Saved data entries
□ □ □ □
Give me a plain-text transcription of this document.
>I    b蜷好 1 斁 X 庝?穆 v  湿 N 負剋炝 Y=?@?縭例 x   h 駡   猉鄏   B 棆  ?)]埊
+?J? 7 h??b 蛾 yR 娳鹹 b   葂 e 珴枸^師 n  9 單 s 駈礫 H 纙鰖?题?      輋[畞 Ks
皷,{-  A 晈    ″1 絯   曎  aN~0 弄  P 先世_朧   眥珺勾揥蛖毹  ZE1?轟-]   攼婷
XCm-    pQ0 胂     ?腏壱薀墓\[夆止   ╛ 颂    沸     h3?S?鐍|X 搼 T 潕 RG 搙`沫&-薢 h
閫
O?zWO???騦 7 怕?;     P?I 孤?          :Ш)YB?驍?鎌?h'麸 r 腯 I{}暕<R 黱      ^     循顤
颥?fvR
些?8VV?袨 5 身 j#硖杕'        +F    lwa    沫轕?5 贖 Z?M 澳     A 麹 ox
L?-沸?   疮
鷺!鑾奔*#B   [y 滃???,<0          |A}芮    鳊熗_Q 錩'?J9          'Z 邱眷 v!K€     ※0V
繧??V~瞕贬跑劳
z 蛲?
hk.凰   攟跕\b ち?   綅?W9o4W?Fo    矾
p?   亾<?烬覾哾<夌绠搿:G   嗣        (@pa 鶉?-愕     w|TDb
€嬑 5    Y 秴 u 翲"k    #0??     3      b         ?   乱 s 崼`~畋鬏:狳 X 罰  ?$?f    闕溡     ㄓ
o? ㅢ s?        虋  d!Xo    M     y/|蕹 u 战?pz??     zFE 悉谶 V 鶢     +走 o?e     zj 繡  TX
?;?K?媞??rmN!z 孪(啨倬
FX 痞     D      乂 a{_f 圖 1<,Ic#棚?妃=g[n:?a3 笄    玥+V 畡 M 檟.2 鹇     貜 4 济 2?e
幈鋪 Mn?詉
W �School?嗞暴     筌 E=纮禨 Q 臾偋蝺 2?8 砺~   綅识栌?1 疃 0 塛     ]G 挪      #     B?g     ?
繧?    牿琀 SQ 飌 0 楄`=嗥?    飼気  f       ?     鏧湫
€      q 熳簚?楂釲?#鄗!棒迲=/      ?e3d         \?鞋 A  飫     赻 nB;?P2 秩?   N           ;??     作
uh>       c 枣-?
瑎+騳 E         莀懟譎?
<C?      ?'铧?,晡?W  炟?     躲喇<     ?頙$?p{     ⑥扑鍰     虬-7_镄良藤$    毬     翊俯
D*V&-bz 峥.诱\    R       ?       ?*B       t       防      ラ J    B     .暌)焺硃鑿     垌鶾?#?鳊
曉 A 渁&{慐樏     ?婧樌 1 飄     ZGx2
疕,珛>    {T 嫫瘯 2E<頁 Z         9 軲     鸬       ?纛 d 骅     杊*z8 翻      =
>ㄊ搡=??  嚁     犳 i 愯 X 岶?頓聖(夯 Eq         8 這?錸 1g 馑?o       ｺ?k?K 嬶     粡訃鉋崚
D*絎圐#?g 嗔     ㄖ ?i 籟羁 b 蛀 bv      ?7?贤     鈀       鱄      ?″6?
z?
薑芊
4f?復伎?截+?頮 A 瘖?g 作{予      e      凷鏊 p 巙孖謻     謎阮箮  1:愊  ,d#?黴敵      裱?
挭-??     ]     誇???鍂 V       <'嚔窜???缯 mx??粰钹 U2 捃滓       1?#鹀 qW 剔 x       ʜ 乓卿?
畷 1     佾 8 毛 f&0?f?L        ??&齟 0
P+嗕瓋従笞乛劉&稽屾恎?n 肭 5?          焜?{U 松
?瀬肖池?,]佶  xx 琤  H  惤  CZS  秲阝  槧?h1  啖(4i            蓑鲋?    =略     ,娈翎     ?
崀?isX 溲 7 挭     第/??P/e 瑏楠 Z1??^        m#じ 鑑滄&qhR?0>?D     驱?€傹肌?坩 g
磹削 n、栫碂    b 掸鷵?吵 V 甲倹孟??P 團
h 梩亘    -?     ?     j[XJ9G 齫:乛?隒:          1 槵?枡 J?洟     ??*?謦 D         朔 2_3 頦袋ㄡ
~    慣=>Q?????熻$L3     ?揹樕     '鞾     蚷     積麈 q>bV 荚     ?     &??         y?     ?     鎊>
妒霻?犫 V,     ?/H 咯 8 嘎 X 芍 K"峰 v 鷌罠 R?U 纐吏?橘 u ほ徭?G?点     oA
□ □ □ □
Extract the full set of entries word for word.

Exercise response:
Give me a plain-text transcription of this document.
>I    b蜷好 1 斁 X 庝?穆 v  湿 N 負剋炝 Y=?@?縭例 x   h 駡   猉鄏   B 棆  ?)]埊
+?J? 7 h??b 蛾 yR 娳鹹 b   葂 e 珴枸^師 n  9 單 s 駈礫 H 纙鰖?题?      輋[畞 Ks
皷,{-  A 晈    ″1 絯   曎  aN~0 弄  P 先世_朧   眥珺勾揥蛖毹  ZE1?轟-]   攼婷
XCm-    pQ0 胂     ?腏壱薀墓\[夆止   ╛ 颂    沸     h3?S?鐍|X 搼 T 潕 RG 搙`沫&-薢 h
閫
O?zWO???騦 7 怕?;     P?I 孤?          :Ш)YB?驍?鎌?h'麸 r 腯 I{}暕<R 黱      ^     循顤
颥?fvR
些?8VV?袨 5 身 j#硖杕'        +F    lwa    沫轕?5 贖 Z?M 澳     A 麹 ox
L?-沸?   疮
鷺!鑾奔*#B   [y 滃???,<0          |A}芮    鳊熗_Q 錩'?J9          'Z 邱眷 v!K€     ※0V
繧??V~瞕贬跑劳
z 蛲?
hk.凰   攟跕\b ち?   綅?W9o4W?Fo    矾
p?   亾<?烬覾哾<夌绠搿:G   嗣        (@pa 鶉?-愕     w|TDb
€嬑 5    Y 秴 u 翲"k    #0??     3      b         ?   乱 s 崼`~畋鬏:狳 X 罰  ?$?f    闕溡     ㄓ
o? ㅢ s?        虋  d!Xo    M     y/|蕹 u 战?pz??     zFE 悉谶 V 鶢     +走 o?e     zj 繡  TX
?;?K?媞??rmN!z 孪(啨倬
FX 痞     D      乂 a{_f 圖 1<,Ic#棚?妃=g[n:?a3 笄    玥+V 畡 M 檟.2 鹇     貜 4 济 2?e
幈鋪 Mn?詉
W �School?嗞暴     筌 E=纮禨 Q 臾偋蝺 2?8 砺~   綅识栌?1 疃 0 塛     ]G 挪      #     B?g     ?
繧?    牿琀 SQ 飌 0 楄`=嗥?    飼気  f       ?     鏧湫
€      q 熳簚?楂釲?#鄗!棒迲=/      ?e3d         \?鞋 A  飫     赻 nB;?P2 秩?   N           ;??     作
uh>       c 枣-?
瑎+騳 E         莀懟譎?
<C?      ?'铧?,晡?W  炟?     躲喇<     ?頙$?p{     ⑥扑鍰     虬-7_镄良藤$    毬     翊俯
D*V&-bz 峥.诱\    R       ?       ?*B       t       防      ラ J    B     .暌)焺硃鑿     垌鶾?#?鳊
曉 A 渁&{慐樏     ?婧樌 1 飄     ZGx2
疕,珛>    {T 嫫瘯 2E<頁 Z         9 軲     鸬       ?纛 d 骅     杊*z8 翻      =
>ㄊ搡=??  嚁     犳 i 愯 X 岶?頓聖(夯 Eq         8 這?錸 1g 馑?o       ｺ?k?K 嬶     粡訃鉋崚
D*絎圐#?g 嗔     ㄖ ?i 籟羁 b 蛀 bv      ?7?贤     鈀       鱄      ?″6?
z?
薑芊
4f?復伎?截+?頮 A 瘖?g 作{予      e      凷鏊 p 巙孖謻     謎阮箮  1:愊  ,d#?黴敵      裱?
挭-??     ]     誇???鍂 V       <'嚔窜???缯 mx??粰钹 U2 捃滓       1?#鹀 qW 剔 x       ʜ 乓卿?
畷 1     佾 8 毛 f&0?f?L        ??&齟 0
P+嗕瓋従笞乛劉&稽屾恎?n 肭 5?          焜?{U 松
?瀬肖池?,]佶  xx 琤  H  惤  CZS  秲阝  槧?h1  啖(4i            蓑鲋?    =略     ,娈翎     ?
崀?isX 溲 7 挭     第/??P/e 瑏楠 Z1??^        m#じ 鑑滄&qhR?0>?D     驱?€傹肌?坩 g
磹削 n、栫碂    b 掸鷵?吵 V 甲倹孟??P 團
h 梩亘    -?     ?     j[XJ9G 齫:乛?隒:          1 槵?枡 J?洟     ??*?謦 D         朔 2_3 頦袋ㄡ
~    慣=>Q?????熻$L3     ?揹樕     '鞾     蚷     積麈 q>bV 荚     ?     &??         y?     ?     鎊>
妒霻?犫 V,     ?/H 咯 8 嘎 X 芍 K"峰 v 鷌罠 R?U 纐吏?橘 u ほ徭?G?点     oA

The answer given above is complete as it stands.